### [STATED GOAL]
Write out every line of these records, changing nothing.

:: DATA ::

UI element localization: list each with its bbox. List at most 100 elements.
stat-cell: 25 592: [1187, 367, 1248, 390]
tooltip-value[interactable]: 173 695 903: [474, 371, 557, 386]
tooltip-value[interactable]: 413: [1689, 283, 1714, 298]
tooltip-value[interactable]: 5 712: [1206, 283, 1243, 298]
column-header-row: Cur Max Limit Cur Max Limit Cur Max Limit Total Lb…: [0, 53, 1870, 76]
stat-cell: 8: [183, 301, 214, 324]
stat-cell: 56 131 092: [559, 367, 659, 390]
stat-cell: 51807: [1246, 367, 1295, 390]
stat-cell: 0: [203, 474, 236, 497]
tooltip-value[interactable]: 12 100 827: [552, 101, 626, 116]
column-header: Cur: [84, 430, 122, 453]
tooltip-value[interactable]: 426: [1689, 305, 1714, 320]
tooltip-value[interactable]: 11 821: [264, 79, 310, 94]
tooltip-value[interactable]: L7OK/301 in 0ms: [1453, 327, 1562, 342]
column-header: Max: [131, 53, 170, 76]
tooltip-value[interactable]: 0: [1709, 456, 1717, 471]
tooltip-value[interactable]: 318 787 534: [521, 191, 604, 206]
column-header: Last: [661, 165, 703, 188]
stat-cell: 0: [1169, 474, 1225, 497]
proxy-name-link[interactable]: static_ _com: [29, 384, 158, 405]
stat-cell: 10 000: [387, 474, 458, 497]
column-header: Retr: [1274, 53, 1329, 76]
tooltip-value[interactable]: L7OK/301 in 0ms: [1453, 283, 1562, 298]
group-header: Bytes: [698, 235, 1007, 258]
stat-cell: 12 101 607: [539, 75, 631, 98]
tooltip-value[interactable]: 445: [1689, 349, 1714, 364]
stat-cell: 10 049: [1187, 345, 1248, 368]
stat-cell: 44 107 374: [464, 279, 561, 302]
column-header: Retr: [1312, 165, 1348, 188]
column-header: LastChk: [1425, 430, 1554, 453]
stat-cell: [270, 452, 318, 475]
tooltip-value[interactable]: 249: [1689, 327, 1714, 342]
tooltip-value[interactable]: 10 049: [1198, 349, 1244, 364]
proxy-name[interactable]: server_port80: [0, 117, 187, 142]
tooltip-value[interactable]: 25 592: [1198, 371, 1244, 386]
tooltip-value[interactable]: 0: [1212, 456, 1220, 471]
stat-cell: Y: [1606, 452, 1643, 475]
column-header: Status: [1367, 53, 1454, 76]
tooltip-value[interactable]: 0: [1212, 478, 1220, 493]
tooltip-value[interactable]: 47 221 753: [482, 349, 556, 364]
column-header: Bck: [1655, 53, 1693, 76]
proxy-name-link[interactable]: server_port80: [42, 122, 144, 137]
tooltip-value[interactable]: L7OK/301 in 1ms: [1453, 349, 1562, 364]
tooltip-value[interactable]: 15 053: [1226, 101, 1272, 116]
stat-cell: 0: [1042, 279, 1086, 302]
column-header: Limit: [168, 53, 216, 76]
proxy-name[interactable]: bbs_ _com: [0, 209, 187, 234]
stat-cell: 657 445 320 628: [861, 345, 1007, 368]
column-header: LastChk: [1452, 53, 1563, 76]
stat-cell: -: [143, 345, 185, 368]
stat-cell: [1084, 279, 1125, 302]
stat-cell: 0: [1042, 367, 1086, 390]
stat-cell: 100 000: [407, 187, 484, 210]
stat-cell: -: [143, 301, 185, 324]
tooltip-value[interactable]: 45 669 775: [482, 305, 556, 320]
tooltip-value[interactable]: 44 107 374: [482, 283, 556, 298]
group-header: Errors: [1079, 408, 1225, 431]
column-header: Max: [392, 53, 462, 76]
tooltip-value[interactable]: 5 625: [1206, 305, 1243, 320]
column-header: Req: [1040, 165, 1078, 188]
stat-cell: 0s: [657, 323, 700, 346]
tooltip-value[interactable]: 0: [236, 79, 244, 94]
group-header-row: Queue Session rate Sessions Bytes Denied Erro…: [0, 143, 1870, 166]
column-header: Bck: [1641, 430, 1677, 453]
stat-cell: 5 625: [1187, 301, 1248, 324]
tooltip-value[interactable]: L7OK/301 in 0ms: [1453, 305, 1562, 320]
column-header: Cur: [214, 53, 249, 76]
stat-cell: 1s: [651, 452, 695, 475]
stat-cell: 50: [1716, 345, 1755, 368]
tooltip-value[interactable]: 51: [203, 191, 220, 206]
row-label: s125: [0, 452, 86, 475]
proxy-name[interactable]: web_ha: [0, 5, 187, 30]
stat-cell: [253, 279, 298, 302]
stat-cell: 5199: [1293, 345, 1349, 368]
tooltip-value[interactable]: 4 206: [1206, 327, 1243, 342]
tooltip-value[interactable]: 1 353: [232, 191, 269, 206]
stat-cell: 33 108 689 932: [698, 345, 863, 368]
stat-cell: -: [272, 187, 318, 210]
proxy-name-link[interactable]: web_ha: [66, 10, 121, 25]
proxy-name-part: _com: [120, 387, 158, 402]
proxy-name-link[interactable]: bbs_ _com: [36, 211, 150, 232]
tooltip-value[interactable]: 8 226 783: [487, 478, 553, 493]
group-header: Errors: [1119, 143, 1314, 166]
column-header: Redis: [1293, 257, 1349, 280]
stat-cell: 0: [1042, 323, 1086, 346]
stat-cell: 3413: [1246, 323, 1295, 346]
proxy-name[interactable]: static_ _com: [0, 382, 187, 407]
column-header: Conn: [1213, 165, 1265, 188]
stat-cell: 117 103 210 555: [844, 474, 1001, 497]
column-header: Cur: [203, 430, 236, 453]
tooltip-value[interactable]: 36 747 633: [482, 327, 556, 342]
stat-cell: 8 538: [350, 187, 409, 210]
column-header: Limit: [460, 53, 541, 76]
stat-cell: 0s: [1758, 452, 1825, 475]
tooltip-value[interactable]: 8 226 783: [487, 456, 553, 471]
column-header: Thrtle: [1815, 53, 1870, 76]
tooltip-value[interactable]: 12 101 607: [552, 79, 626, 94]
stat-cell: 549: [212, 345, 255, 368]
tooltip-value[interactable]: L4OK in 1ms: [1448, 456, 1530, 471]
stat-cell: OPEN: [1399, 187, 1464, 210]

:::

### [OUTPUT FOR THIS EXERCISE]
UI element localization: list each with its bbox. List at most 100 elements.
stat-cell: 25 592: [1187, 367, 1248, 390]
tooltip-value[interactable]: 173 695 903: [474, 371, 557, 386]
tooltip-value[interactable]: 413: [1689, 283, 1714, 298]
tooltip-value[interactable]: 5 712: [1206, 283, 1243, 298]
column-header-row: Cur Max Limit Cur Max Limit Cur Max Limit Total Lb…: [0, 53, 1870, 76]
stat-cell: 8: [183, 301, 214, 324]
stat-cell: 56 131 092: [559, 367, 659, 390]
stat-cell: 51807: [1246, 367, 1295, 390]
stat-cell: 0: [203, 474, 236, 497]
tooltip-value[interactable]: 12 100 827: [552, 101, 626, 116]
column-header: Cur: [84, 430, 122, 453]
tooltip-value[interactable]: 426: [1689, 305, 1714, 320]
tooltip-value[interactable]: 11 821: [264, 79, 310, 94]
tooltip-value[interactable]: L7OK/301 in 0ms: [1453, 327, 1562, 342]
column-header: Max: [131, 53, 170, 76]
tooltip-value[interactable]: 0: [1709, 456, 1717, 471]
tooltip-value[interactable]: 318 787 534: [521, 191, 604, 206]
column-header: Last: [661, 165, 703, 188]
stat-cell: 0: [1169, 474, 1225, 497]
proxy-name-link[interactable]: static_ _com: [29, 384, 158, 405]
stat-cell: 10 000: [387, 474, 458, 497]
column-header: Retr: [1274, 53, 1329, 76]
tooltip-value[interactable]: L7OK/301 in 0ms: [1453, 283, 1562, 298]
group-header: Bytes: [698, 235, 1007, 258]
stat-cell: 12 101 607: [539, 75, 631, 98]
tooltip-value[interactable]: 445: [1689, 349, 1714, 364]
stat-cell: 10 049: [1187, 345, 1248, 368]
stat-cell: 44 107 374: [464, 279, 561, 302]
column-header: Retr: [1312, 165, 1348, 188]
column-header: LastChk: [1425, 430, 1554, 453]
stat-cell: [270, 452, 318, 475]
tooltip-value[interactable]: 249: [1689, 327, 1714, 342]
tooltip-value[interactable]: 10 049: [1198, 349, 1244, 364]
proxy-name[interactable]: server_port80: [0, 117, 187, 142]
tooltip-value[interactable]: 25 592: [1198, 371, 1244, 386]
tooltip-value[interactable]: 0: [1212, 456, 1220, 471]
stat-cell: Y: [1606, 452, 1643, 475]
column-header: Status: [1367, 53, 1454, 76]
tooltip-value[interactable]: 0: [1212, 478, 1220, 493]
tooltip-value[interactable]: 47 221 753: [482, 349, 556, 364]
column-header: Bck: [1655, 53, 1693, 76]
proxy-name-link[interactable]: server_port80: [42, 122, 144, 137]
tooltip-value[interactable]: L7OK/301 in 1ms: [1453, 349, 1562, 364]
tooltip-value[interactable]: 15 053: [1226, 101, 1272, 116]
stat-cell: 0: [1042, 279, 1086, 302]
column-header: Limit: [168, 53, 216, 76]
proxy-name[interactable]: bbs_ _com: [0, 209, 187, 234]
stat-cell: 657 445 320 628: [861, 345, 1007, 368]
column-header: LastChk: [1452, 53, 1563, 76]
stat-cell: -: [143, 345, 185, 368]
stat-cell: [1084, 279, 1125, 302]
stat-cell: 0: [1042, 367, 1086, 390]
stat-cell: 100 000: [407, 187, 484, 210]
stat-cell: -: [143, 301, 185, 324]
tooltip-value[interactable]: 45 669 775: [482, 305, 556, 320]
tooltip-value[interactable]: 44 107 374: [482, 283, 556, 298]
group-header: Errors: [1079, 408, 1225, 431]
column-header: Max: [392, 53, 462, 76]
tooltip-value[interactable]: 5 625: [1206, 305, 1243, 320]
column-header: Req: [1040, 165, 1078, 188]
stat-cell: 0s: [657, 323, 700, 346]
tooltip-value[interactable]: 0: [236, 79, 244, 94]
group-header-row: Queue Session rate Sessions Bytes Denied Erro…: [0, 143, 1870, 166]
column-header: Bck: [1641, 430, 1677, 453]
stat-cell: 5 625: [1187, 301, 1248, 324]
tooltip-value[interactable]: L7OK/301 in 0ms: [1453, 305, 1562, 320]
column-header: Cur: [214, 53, 249, 76]
stat-cell: 1s: [651, 452, 695, 475]
stat-cell: 50: [1716, 345, 1755, 368]
tooltip-value[interactable]: 51: [203, 191, 220, 206]
row-label: s125: [0, 452, 86, 475]
proxy-name[interactable]: web_ha: [0, 5, 187, 30]
stat-cell: [253, 279, 298, 302]
stat-cell: 5199: [1293, 345, 1349, 368]
tooltip-value[interactable]: 4 206: [1206, 327, 1243, 342]
tooltip-value[interactable]: 1 353: [232, 191, 269, 206]
stat-cell: 33 108 689 932: [698, 345, 863, 368]
stat-cell: -: [272, 187, 318, 210]
proxy-name-link[interactable]: web_ha: [66, 10, 121, 25]
proxy-name-part: _com: [120, 387, 158, 402]
proxy-name-link[interactable]: bbs_ _com: [36, 211, 150, 232]
tooltip-value[interactable]: 8 226 783: [487, 478, 553, 493]
group-header: Errors: [1119, 143, 1314, 166]
column-header: Redis: [1293, 257, 1349, 280]
stat-cell: 0: [1042, 323, 1086, 346]
stat-cell: 3413: [1246, 323, 1295, 346]
proxy-name[interactable]: static_ _com: [0, 382, 187, 407]
column-header: Conn: [1213, 165, 1265, 188]
stat-cell: 117 103 210 555: [844, 474, 1001, 497]
column-header: Cur: [203, 430, 236, 453]
tooltip-value[interactable]: 36 747 633: [482, 327, 556, 342]
stat-cell: 8 538: [350, 187, 409, 210]
column-header: Limit: [460, 53, 541, 76]
stat-cell: 0s: [1758, 452, 1825, 475]
tooltip-value[interactable]: 8 226 783: [487, 456, 553, 471]
column-header: Thrtle: [1815, 53, 1870, 76]
tooltip-value[interactable]: 12 101 607: [552, 79, 626, 94]
stat-cell: 549: [212, 345, 255, 368]
tooltip-value[interactable]: L4OK in 1ms: [1448, 456, 1530, 471]
stat-cell: OPEN: [1399, 187, 1464, 210]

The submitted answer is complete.